| Given instruction |
Return all entries precisely as they stand, without the images.

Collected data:
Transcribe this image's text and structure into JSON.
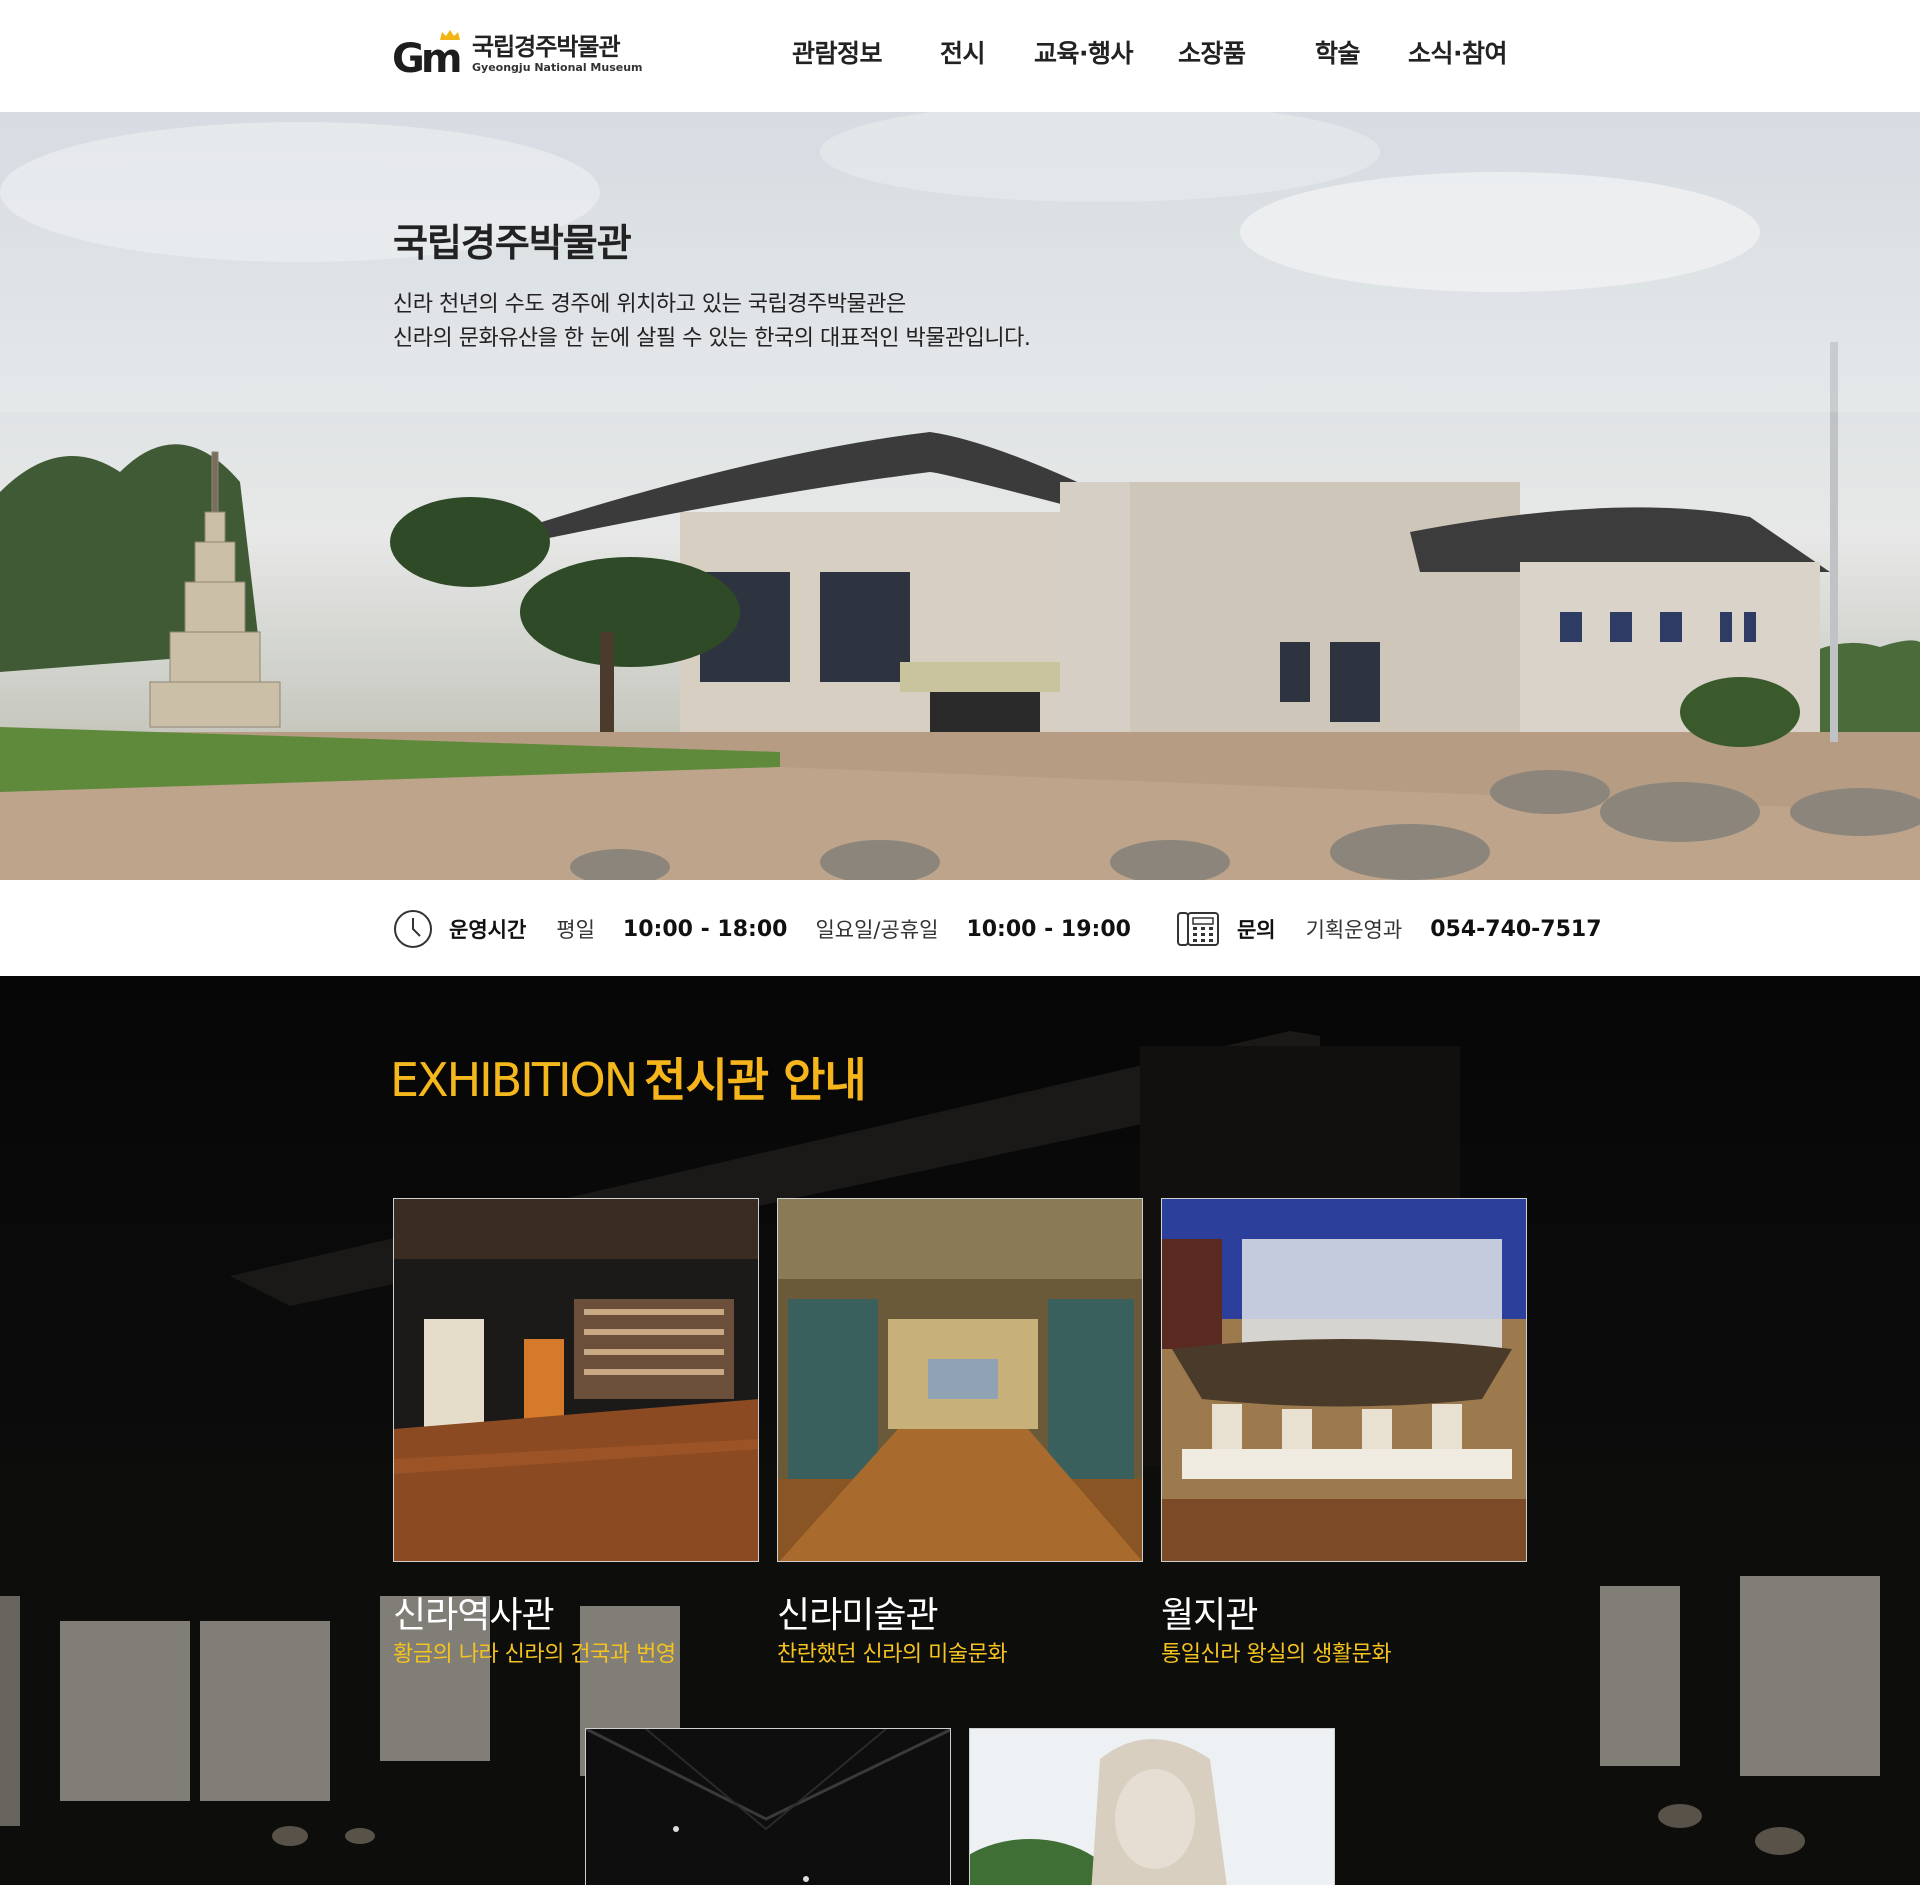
{
  "header": {
    "logo_mark": "Gm",
    "logo_name": "국립경주박물관",
    "logo_name_en": "Gyeongju National Museum",
    "nav": [
      "관람정보",
      "전시",
      "교육·행사",
      "소장품",
      "학술",
      "소식·참여"
    ]
  },
  "hero": {
    "title": "국립경주박물관",
    "desc_line1": "신라 천년의 수도 경주에 위치하고 있는 국립경주박물관은",
    "desc_line2": "신라의 문화유산을 한 눈에 살필 수 있는 한국의 대표적인 박물관입니다."
  },
  "info": {
    "hours_label": "운영시간",
    "weekday_label": "평일",
    "weekday_hours": "10:00 - 18:00",
    "holiday_label": "일요일/공휴일",
    "holiday_hours": "10:00 - 19:00",
    "contact_label": "문의",
    "contact_dept": "기획운영과",
    "contact_phone": "054-740-7517",
    "icons": [
      "clock-icon",
      "phone-icon"
    ]
  },
  "exhibition": {
    "title_en": "EXHIBITION",
    "title_ko": "전시관 안내",
    "accent_color": "#f4b81c",
    "halls": [
      {
        "name": "신라역사관",
        "desc": "황금의 나라 신라의 건국과 번영"
      },
      {
        "name": "신라미술관",
        "desc": "찬란했던 신라의 미술문화"
      },
      {
        "name": "월지관",
        "desc": "통일신라 왕실의 생활문화"
      }
    ]
  }
}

| Full answer |
Transcribe this image's text and structure into JSON.
{
  "header": {
    "logo_mark": "Gm",
    "logo_name": "국립경주박물관",
    "logo_name_en": "Gyeongju National Museum",
    "nav": [
      "관람정보",
      "전시",
      "교육·행사",
      "소장품",
      "학술",
      "소식·참여"
    ]
  },
  "hero": {
    "title": "국립경주박물관",
    "desc_line1": "신라 천년의 수도 경주에 위치하고 있는 국립경주박물관은",
    "desc_line2": "신라의 문화유산을 한 눈에 살필 수 있는 한국의 대표적인 박물관입니다."
  },
  "info": {
    "hours_label": "운영시간",
    "weekday_label": "평일",
    "weekday_hours": "10:00 - 18:00",
    "holiday_label": "일요일/공휴일",
    "holiday_hours": "10:00 - 19:00",
    "contact_label": "문의",
    "contact_dept": "기획운영과",
    "contact_phone": "054-740-7517",
    "icons": [
      "clock-icon",
      "phone-icon"
    ]
  },
  "exhibition": {
    "title_en": "EXHIBITION",
    "title_ko": "전시관 안내",
    "accent_color": "#f4b81c",
    "halls": [
      {
        "name": "신라역사관",
        "desc": "황금의 나라 신라의 건국과 번영"
      },
      {
        "name": "신라미술관",
        "desc": "찬란했던 신라의 미술문화"
      },
      {
        "name": "월지관",
        "desc": "통일신라 왕실의 생활문화"
      }
    ]
  }
}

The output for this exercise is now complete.